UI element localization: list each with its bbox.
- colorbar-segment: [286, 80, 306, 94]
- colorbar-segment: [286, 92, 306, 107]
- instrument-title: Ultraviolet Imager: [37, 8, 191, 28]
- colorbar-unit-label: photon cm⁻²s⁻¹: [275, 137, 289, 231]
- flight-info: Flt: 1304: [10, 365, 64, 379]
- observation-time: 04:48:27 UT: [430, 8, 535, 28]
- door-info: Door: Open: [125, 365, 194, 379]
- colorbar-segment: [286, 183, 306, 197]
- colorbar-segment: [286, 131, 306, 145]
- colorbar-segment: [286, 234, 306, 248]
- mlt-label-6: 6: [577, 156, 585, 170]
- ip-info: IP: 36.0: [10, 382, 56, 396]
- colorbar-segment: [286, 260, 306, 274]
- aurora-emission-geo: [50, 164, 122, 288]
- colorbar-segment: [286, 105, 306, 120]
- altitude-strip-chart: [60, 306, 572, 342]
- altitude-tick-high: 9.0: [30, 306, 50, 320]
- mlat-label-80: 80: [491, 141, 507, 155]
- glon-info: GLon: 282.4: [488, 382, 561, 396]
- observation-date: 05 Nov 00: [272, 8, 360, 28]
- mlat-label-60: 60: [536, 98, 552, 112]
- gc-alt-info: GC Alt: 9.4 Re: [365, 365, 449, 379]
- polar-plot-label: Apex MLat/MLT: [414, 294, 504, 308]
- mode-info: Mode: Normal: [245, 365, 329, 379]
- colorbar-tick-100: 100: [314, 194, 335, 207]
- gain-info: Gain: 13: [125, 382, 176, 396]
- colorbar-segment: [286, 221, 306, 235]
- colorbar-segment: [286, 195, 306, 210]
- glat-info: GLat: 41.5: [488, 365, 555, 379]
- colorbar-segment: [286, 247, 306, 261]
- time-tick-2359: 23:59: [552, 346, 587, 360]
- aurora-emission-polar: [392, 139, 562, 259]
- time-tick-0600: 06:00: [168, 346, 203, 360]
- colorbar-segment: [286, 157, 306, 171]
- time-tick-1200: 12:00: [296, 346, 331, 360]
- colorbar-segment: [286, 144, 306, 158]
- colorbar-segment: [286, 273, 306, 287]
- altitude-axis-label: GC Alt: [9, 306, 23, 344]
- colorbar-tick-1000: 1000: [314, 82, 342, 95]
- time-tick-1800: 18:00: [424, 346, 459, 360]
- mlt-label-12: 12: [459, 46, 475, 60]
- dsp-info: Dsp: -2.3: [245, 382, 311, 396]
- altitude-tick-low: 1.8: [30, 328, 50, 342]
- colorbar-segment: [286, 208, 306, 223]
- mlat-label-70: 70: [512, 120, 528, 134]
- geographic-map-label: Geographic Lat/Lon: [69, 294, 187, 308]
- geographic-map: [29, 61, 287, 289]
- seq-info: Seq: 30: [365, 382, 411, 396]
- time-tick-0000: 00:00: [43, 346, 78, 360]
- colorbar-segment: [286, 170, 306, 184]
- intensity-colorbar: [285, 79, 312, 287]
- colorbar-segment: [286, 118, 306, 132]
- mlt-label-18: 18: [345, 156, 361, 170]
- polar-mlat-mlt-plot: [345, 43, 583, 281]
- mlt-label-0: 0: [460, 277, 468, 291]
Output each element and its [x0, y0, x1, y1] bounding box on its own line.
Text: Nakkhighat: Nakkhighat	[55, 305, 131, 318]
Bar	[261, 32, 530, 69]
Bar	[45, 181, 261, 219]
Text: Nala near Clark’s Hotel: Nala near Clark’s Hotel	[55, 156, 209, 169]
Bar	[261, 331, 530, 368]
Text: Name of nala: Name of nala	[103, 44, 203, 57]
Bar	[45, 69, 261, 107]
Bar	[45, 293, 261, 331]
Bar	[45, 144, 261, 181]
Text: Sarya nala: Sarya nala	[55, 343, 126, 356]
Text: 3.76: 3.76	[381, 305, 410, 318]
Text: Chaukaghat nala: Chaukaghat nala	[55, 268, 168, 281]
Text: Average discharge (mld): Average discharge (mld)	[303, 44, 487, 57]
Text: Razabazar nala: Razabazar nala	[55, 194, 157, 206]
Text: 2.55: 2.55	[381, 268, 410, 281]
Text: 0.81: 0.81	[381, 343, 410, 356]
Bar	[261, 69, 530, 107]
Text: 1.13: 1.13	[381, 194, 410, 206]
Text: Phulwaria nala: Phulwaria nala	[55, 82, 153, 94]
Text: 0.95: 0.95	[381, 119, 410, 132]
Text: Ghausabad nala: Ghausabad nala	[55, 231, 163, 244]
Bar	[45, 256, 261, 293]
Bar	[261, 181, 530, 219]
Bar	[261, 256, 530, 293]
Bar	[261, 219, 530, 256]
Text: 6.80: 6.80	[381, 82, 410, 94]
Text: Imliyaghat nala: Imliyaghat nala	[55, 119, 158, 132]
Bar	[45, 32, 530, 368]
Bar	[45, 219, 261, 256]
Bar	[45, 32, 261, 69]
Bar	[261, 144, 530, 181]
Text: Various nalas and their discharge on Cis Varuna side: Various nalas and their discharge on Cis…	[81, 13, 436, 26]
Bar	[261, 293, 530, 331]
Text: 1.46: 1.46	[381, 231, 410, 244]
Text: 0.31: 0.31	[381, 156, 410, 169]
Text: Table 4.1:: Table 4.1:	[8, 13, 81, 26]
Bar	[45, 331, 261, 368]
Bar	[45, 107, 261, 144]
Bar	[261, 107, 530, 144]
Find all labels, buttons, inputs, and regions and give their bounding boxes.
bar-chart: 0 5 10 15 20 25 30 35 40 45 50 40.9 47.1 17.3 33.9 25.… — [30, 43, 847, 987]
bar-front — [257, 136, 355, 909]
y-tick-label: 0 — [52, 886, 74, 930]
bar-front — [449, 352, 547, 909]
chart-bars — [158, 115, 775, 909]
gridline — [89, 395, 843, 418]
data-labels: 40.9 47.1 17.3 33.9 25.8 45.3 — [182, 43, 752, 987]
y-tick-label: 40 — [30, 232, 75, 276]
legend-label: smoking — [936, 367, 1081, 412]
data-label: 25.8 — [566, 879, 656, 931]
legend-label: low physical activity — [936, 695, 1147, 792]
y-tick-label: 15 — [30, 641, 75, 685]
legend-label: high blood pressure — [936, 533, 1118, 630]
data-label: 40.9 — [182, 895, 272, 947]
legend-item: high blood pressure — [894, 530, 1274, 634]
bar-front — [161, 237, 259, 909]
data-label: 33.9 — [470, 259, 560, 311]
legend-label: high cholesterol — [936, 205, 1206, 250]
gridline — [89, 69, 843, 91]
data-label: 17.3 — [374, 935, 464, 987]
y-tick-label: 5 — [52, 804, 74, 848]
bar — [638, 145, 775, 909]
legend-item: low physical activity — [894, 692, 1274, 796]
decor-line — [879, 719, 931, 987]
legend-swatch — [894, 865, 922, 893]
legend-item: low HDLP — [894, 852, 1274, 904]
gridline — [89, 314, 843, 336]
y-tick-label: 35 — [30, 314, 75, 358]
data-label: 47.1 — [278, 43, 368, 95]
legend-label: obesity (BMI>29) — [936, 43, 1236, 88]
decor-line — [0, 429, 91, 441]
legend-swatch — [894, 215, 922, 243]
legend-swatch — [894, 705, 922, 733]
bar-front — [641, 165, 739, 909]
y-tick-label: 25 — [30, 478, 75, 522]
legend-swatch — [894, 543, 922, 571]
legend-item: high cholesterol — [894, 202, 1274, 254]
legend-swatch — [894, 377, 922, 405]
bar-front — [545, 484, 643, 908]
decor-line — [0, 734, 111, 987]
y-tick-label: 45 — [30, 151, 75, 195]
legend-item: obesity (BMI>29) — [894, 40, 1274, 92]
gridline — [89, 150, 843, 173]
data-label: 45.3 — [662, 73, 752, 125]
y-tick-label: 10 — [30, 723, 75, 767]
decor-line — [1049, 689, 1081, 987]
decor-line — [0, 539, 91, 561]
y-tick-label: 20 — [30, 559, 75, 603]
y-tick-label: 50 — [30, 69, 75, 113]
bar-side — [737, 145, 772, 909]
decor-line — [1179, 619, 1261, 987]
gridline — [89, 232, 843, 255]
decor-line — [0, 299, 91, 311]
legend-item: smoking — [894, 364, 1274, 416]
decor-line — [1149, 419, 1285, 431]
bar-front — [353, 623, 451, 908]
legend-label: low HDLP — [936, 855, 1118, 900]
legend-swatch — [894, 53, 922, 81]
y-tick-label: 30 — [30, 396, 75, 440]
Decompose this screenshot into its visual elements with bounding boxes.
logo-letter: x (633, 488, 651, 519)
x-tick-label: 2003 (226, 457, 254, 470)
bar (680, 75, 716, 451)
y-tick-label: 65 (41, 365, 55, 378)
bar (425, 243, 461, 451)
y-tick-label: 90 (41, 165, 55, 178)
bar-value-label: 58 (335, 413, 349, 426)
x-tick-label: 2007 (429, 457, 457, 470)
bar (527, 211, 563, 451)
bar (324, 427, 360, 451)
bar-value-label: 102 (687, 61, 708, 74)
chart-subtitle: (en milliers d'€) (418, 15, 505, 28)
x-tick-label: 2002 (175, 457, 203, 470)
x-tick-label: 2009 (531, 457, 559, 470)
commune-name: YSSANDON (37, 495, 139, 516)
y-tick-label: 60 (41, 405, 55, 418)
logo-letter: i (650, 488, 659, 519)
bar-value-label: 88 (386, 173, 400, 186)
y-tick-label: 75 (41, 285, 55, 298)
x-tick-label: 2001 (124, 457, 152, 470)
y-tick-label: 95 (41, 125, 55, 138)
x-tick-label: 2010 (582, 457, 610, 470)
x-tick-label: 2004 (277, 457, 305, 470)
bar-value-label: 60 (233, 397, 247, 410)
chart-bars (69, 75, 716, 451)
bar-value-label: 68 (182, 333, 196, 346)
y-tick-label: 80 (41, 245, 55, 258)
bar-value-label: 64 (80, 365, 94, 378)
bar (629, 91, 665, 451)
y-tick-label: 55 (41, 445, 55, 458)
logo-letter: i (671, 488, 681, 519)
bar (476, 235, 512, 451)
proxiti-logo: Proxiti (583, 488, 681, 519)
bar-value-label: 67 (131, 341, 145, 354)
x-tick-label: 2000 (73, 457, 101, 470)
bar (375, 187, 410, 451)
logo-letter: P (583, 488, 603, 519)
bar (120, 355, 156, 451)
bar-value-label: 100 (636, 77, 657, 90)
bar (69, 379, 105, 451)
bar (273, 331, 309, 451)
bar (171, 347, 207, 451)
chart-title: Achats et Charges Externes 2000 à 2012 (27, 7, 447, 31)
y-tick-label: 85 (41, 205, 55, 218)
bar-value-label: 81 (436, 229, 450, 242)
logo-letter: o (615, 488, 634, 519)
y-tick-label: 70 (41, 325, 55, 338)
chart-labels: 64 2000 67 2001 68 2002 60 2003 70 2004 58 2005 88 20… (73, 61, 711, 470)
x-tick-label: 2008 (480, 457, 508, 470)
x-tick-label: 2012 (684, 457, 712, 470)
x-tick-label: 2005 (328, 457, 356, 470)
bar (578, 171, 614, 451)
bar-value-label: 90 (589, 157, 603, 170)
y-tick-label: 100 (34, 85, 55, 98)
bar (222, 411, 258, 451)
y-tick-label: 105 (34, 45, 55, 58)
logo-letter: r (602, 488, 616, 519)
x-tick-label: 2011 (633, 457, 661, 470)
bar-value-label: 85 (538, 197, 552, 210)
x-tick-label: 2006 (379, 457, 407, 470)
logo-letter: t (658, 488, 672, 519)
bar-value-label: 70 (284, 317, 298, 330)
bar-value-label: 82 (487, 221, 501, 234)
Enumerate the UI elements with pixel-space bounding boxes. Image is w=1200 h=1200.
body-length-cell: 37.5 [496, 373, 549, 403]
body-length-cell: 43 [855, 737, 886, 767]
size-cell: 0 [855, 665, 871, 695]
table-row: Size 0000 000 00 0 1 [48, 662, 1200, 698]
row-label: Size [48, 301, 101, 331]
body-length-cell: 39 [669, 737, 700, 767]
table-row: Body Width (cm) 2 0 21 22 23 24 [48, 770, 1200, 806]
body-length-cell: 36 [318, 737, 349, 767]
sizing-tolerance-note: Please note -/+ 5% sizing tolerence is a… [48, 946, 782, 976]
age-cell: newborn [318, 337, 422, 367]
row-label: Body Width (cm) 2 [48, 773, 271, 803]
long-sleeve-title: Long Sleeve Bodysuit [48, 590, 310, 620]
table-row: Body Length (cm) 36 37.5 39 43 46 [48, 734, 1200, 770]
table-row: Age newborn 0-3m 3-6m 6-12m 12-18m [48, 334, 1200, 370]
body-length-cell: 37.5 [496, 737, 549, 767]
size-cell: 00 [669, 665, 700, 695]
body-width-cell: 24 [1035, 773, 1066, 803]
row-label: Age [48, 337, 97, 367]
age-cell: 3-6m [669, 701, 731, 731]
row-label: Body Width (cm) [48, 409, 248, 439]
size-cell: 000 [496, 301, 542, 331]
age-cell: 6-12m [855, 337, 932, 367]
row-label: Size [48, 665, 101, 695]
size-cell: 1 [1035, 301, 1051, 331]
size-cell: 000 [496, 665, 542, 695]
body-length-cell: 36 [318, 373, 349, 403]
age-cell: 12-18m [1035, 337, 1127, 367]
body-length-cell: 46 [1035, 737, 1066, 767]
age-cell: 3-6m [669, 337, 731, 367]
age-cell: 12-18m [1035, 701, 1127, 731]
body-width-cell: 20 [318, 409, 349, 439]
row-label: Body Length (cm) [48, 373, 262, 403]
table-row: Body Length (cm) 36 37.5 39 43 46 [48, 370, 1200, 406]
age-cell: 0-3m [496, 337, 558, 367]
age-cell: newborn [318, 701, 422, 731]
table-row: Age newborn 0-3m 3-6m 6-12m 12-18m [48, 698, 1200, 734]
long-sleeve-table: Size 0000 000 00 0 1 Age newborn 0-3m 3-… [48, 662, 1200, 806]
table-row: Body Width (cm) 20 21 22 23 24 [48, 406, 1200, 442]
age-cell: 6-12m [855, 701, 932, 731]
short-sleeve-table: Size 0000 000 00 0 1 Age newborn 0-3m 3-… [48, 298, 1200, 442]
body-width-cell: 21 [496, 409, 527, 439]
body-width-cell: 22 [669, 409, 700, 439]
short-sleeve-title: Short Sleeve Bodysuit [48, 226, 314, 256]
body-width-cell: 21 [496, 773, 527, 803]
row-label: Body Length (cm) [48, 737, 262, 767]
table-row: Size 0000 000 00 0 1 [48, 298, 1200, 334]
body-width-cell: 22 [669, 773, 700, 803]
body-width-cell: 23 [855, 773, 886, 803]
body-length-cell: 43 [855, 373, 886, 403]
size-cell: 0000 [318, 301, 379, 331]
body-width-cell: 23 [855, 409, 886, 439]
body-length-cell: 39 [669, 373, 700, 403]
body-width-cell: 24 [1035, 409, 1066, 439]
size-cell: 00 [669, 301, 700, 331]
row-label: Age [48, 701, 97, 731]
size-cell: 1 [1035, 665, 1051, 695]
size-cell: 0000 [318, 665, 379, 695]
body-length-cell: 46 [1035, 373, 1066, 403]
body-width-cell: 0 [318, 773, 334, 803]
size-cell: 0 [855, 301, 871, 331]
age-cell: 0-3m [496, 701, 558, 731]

+--

> [Your objective] Copy the records verbatim, beginning at the first line and stopping after the line containing "- colorbar-segment: [286, 195, 306, 210]".

> [Response]
UI element localization: list each with its bbox.
- colorbar-segment: [286, 80, 306, 94]
- colorbar-segment: [286, 92, 306, 107]
- instrument-title: Ultraviolet Imager: [37, 8, 191, 28]
- colorbar-unit-label: photon cm⁻²s⁻¹: [275, 137, 289, 231]
- flight-info: Flt: 1304: [10, 365, 64, 379]
- observation-time: 04:48:27 UT: [430, 8, 535, 28]
- door-info: Door: Open: [125, 365, 194, 379]
- colorbar-segment: [286, 183, 306, 197]
- colorbar-segment: [286, 131, 306, 145]
- colorbar-segment: [286, 234, 306, 248]
- mlt-label-6: 6: [577, 156, 585, 170]
- ip-info: IP: 36.0: [10, 382, 56, 396]
- colorbar-segment: [286, 260, 306, 274]
- aurora-emission-geo: [50, 164, 122, 288]
- colorbar-segment: [286, 105, 306, 120]
- altitude-strip-chart: [60, 306, 572, 342]
- altitude-tick-high: 9.0: [30, 306, 50, 320]
- mlat-label-80: 80: [491, 141, 507, 155]
- glon-info: GLon: 282.4: [488, 382, 561, 396]
- observation-date: 05 Nov 00: [272, 8, 360, 28]
- mlat-label-60: 60: [536, 98, 552, 112]
- gc-alt-info: GC Alt: 9.4 Re: [365, 365, 449, 379]
- polar-plot-label: Apex MLat/MLT: [414, 294, 504, 308]
- mode-info: Mode: Normal: [245, 365, 329, 379]
- colorbar-tick-100: 100: [314, 194, 335, 207]
- gain-info: Gain: 13: [125, 382, 176, 396]
- colorbar-segment: [286, 221, 306, 235]
- colorbar-segment: [286, 195, 306, 210]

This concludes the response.